Do this: Exact repetition is required: output every record in full.

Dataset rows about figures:
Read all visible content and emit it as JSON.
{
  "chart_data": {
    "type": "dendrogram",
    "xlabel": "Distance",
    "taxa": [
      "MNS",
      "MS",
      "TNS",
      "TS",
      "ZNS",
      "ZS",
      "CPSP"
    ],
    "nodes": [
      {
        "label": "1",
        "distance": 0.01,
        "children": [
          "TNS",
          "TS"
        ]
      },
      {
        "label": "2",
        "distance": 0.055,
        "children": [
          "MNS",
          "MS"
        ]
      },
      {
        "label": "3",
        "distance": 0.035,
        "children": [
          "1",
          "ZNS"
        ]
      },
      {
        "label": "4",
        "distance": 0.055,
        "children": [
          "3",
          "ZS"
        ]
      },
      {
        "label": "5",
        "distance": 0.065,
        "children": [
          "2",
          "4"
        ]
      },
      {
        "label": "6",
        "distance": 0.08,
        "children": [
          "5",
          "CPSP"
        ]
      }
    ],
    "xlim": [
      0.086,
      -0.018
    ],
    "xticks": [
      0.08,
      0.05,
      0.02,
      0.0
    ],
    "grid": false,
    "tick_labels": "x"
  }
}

The completed task:
Read all visible content and emit it as JSON.
{
  "chart_data": {
    "type": "dendrogram",
    "xlabel": "Distance",
    "taxa": [
      "MNS",
      "MS",
      "TNS",
      "TS",
      "ZNS",
      "ZS",
      "CPSP"
    ],
    "nodes": [
      {
        "label": "1",
        "distance": 0.01,
        "children": [
          "TNS",
          "TS"
        ]
      },
      {
        "label": "2",
        "distance": 0.055,
        "children": [
          "MNS",
          "MS"
        ]
      },
      {
        "label": "3",
        "distance": 0.035,
        "children": [
          "1",
          "ZNS"
        ]
      },
      {
        "label": "4",
        "distance": 0.055,
        "children": [
          "3",
          "ZS"
        ]
      },
      {
        "label": "5",
        "distance": 0.065,
        "children": [
          "2",
          "4"
        ]
      },
      {
        "label": "6",
        "distance": 0.08,
        "children": [
          "5",
          "CPSP"
        ]
      }
    ],
    "xlim": [
      0.086,
      -0.018
    ],
    "xticks": [
      0.08,
      0.05,
      0.02,
      0.0
    ],
    "grid": false,
    "tick_labels": "x"
  }
}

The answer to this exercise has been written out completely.